What follows is a listing to be transcribed exactly.

* **The data**:
━━━━━━
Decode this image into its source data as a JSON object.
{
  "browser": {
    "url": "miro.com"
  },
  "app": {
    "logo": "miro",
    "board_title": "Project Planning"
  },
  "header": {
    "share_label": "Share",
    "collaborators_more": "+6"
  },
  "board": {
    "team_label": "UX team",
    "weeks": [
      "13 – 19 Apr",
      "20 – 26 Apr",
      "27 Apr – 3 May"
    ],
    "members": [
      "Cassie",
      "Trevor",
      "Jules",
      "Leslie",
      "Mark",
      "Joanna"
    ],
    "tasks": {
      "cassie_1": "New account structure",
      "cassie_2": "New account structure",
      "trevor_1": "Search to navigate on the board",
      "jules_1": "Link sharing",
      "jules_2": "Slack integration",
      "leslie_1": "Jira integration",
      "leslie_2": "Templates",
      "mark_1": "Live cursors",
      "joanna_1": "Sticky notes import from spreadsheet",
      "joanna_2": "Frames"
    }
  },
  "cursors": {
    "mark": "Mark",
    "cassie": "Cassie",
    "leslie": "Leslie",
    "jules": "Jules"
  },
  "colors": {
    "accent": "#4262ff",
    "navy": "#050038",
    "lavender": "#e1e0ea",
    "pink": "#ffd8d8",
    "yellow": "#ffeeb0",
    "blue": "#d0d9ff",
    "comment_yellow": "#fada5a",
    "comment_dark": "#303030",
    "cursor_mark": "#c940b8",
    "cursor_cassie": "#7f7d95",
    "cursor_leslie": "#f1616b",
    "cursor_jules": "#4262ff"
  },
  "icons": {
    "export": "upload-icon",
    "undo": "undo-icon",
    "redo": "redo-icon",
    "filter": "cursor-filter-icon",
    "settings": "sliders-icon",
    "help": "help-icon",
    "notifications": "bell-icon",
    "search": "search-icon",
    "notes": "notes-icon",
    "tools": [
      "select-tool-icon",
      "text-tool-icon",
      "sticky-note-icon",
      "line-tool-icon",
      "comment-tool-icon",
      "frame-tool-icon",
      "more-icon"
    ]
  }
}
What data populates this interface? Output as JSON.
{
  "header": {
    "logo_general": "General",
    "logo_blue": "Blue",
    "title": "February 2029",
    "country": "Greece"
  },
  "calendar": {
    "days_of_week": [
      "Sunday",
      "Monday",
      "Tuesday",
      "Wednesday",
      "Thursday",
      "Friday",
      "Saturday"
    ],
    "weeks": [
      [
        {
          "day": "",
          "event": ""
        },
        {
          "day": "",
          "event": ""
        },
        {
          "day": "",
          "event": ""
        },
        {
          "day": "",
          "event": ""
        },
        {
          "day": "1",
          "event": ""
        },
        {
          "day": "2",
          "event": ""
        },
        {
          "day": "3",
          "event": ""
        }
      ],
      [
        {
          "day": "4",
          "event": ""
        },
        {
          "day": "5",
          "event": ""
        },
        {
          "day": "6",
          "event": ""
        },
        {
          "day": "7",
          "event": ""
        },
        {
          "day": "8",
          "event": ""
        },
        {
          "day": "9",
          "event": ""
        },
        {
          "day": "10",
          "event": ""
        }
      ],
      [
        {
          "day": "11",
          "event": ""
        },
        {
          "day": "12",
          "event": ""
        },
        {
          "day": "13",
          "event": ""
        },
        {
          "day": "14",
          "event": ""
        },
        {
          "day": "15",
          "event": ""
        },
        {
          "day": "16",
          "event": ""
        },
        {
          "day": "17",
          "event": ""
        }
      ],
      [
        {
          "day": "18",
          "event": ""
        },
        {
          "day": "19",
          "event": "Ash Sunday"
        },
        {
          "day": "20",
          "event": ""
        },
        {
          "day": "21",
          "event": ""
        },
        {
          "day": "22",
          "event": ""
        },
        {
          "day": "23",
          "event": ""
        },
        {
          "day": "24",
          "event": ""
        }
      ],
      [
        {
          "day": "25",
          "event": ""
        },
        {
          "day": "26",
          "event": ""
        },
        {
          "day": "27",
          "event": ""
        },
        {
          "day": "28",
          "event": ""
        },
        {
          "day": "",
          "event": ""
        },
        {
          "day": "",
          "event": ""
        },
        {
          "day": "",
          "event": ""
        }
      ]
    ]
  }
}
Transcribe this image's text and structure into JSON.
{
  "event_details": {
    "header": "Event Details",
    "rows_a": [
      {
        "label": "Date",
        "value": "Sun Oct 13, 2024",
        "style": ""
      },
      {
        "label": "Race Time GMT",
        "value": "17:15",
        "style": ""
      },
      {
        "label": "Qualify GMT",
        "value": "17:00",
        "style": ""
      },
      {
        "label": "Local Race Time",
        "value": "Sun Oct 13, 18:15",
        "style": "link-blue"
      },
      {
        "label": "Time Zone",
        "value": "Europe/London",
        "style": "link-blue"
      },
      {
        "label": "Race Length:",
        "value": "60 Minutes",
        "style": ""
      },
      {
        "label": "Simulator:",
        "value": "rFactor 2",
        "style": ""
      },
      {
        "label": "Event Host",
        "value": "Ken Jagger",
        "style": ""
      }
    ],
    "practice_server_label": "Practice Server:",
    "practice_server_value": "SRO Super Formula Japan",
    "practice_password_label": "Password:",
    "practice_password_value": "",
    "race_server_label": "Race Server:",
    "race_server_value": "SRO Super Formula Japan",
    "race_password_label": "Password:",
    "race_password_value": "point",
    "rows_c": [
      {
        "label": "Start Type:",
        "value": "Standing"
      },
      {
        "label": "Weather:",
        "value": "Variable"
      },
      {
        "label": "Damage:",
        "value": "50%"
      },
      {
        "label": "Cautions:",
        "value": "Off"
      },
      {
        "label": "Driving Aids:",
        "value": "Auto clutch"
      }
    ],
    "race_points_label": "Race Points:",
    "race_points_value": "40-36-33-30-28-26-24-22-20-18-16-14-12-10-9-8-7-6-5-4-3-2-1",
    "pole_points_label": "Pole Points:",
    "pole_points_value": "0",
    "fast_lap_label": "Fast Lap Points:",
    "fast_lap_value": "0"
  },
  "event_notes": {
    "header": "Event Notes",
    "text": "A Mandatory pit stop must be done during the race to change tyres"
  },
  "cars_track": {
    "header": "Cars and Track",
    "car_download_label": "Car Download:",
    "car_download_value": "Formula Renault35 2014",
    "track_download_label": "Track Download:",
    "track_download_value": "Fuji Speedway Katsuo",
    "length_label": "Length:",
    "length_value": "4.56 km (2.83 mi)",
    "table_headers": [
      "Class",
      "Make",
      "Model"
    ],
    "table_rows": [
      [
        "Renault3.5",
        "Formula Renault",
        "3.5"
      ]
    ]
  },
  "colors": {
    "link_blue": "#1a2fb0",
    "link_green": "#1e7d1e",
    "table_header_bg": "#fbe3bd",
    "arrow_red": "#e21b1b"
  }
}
━━━━━━
* **Task output**:
Decode this image into its source data as a JSON object.
{
  "browser": {
    "url": "miro.com"
  },
  "app": {
    "logo": "miro",
    "board_title": "Project Planning"
  },
  "header": {
    "share_label": "Share",
    "collaborators_more": "+6"
  },
  "board": {
    "team_label": "UX team",
    "weeks": [
      "13 – 19 Apr",
      "20 – 26 Apr",
      "27 Apr – 3 May"
    ],
    "members": [
      "Cassie",
      "Trevor",
      "Jules",
      "Leslie",
      "Mark",
      "Joanna"
    ],
    "tasks": {
      "cassie_1": "New account structure",
      "cassie_2": "New account structure",
      "trevor_1": "Search to navigate on the board",
      "jules_1": "Link sharing",
      "jules_2": "Slack integration",
      "leslie_1": "Jira integration",
      "leslie_2": "Templates",
      "mark_1": "Live cursors",
      "joanna_1": "Sticky notes import from spreadsheet",
      "joanna_2": "Frames"
    }
  },
  "cursors": {
    "mark": "Mark",
    "cassie": "Cassie",
    "leslie": "Leslie",
    "jules": "Jules"
  },
  "colors": {
    "accent": "#4262ff",
    "navy": "#050038",
    "lavender": "#e1e0ea",
    "pink": "#ffd8d8",
    "yellow": "#ffeeb0",
    "blue": "#d0d9ff",
    "comment_yellow": "#fada5a",
    "comment_dark": "#303030",
    "cursor_mark": "#c940b8",
    "cursor_cassie": "#7f7d95",
    "cursor_leslie": "#f1616b",
    "cursor_jules": "#4262ff"
  },
  "icons": {
    "export": "upload-icon",
    "undo": "undo-icon",
    "redo": "redo-icon",
    "filter": "cursor-filter-icon",
    "settings": "sliders-icon",
    "help": "help-icon",
    "notifications": "bell-icon",
    "search": "search-icon",
    "notes": "notes-icon",
    "tools": [
      "select-tool-icon",
      "text-tool-icon",
      "sticky-note-icon",
      "line-tool-icon",
      "comment-tool-icon",
      "frame-tool-icon",
      "more-icon"
    ]
  }
}
What data populates this interface? Output as JSON.
{
  "header": {
    "logo_general": "General",
    "logo_blue": "Blue",
    "title": "February 2029",
    "country": "Greece"
  },
  "calendar": {
    "days_of_week": [
      "Sunday",
      "Monday",
      "Tuesday",
      "Wednesday",
      "Thursday",
      "Friday",
      "Saturday"
    ],
    "weeks": [
      [
        {
          "day": "",
          "event": ""
        },
        {
          "day": "",
          "event": ""
        },
        {
          "day": "",
          "event": ""
        },
        {
          "day": "",
          "event": ""
        },
        {
          "day": "1",
          "event": ""
        },
        {
          "day": "2",
          "event": ""
        },
        {
          "day": "3",
          "event": ""
        }
      ],
      [
        {
          "day": "4",
          "event": ""
        },
        {
          "day": "5",
          "event": ""
        },
        {
          "day": "6",
          "event": ""
        },
        {
          "day": "7",
          "event": ""
        },
        {
          "day": "8",
          "event": ""
        },
        {
          "day": "9",
          "event": ""
        },
        {
          "day": "10",
          "event": ""
        }
      ],
      [
        {
          "day": "11",
          "event": ""
        },
        {
          "day": "12",
          "event": ""
        },
        {
          "day": "13",
          "event": ""
        },
        {
          "day": "14",
          "event": ""
        },
        {
          "day": "15",
          "event": ""
        },
        {
          "day": "16",
          "event": ""
        },
        {
          "day": "17",
          "event": ""
        }
      ],
      [
        {
          "day": "18",
          "event": ""
        },
        {
          "day": "19",
          "event": "Ash Sunday"
        },
        {
          "day": "20",
          "event": ""
        },
        {
          "day": "21",
          "event": ""
        },
        {
          "day": "22",
          "event": ""
        },
        {
          "day": "23",
          "event": ""
        },
        {
          "day": "24",
          "event": ""
        }
      ],
      [
        {
          "day": "25",
          "event": ""
        },
        {
          "day": "26",
          "event": ""
        },
        {
          "day": "27",
          "event": ""
        },
        {
          "day": "28",
          "event": ""
        },
        {
          "day": "",
          "event": ""
        },
        {
          "day": "",
          "event": ""
        },
        {
          "day": "",
          "event": ""
        }
      ]
    ]
  }
}
Transcribe this image's text and structure into JSON.
{
  "event_details": {
    "header": "Event Details",
    "rows_a": [
      {
        "label": "Date",
        "value": "Sun Oct 13, 2024",
        "style": ""
      },
      {
        "label": "Race Time GMT",
        "value": "17:15",
        "style": ""
      },
      {
        "label": "Qualify GMT",
        "value": "17:00",
        "style": ""
      },
      {
        "label": "Local Race Time",
        "value": "Sun Oct 13, 18:15",
        "style": "link-blue"
      },
      {
        "label": "Time Zone",
        "value": "Europe/London",
        "style": "link-blue"
      },
      {
        "label": "Race Length:",
        "value": "60 Minutes",
        "style": ""
      },
      {
        "label": "Simulator:",
        "value": "rFactor 2",
        "style": ""
      },
      {
        "label": "Event Host",
        "value": "Ken Jagger",
        "style": ""
      }
    ],
    "practice_server_label": "Practice Server:",
    "practice_server_value": "SRO Super Formula Japan",
    "practice_password_label": "Password:",
    "practice_password_value": "",
    "race_server_label": "Race Server:",
    "race_server_value": "SRO Super Formula Japan",
    "race_password_label": "Password:",
    "race_password_value": "point",
    "rows_c": [
      {
        "label": "Start Type:",
        "value": "Standing"
      },
      {
        "label": "Weather:",
        "value": "Variable"
      },
      {
        "label": "Damage:",
        "value": "50%"
      },
      {
        "label": "Cautions:",
        "value": "Off"
      },
      {
        "label": "Driving Aids:",
        "value": "Auto clutch"
      }
    ],
    "race_points_label": "Race Points:",
    "race_points_value": "40-36-33-30-28-26-24-22-20-18-16-14-12-10-9-8-7-6-5-4-3-2-1",
    "pole_points_label": "Pole Points:",
    "pole_points_value": "0",
    "fast_lap_label": "Fast Lap Points:",
    "fast_lap_value": "0"
  },
  "event_notes": {
    "header": "Event Notes",
    "text": "A Mandatory pit stop must be done during the race to change tyres"
  },
  "cars_track": {
    "header": "Cars and Track",
    "car_download_label": "Car Download:",
    "car_download_value": "Formula Renault35 2014",
    "track_download_label": "Track Download:",
    "track_download_value": "Fuji Speedway Katsuo",
    "length_label": "Length:",
    "length_value": "4.56 km (2.83 mi)",
    "table_headers": [
      "Class",
      "Make",
      "Model"
    ],
    "table_rows": [
      [
        "Renault3.5",
        "Formula Renault",
        "3.5"
      ]
    ]
  },
  "colors": {
    "link_blue": "#1a2fb0",
    "link_green": "#1e7d1e",
    "table_header_bg": "#fbe3bd",
    "arrow_red": "#e21b1b"
  }
}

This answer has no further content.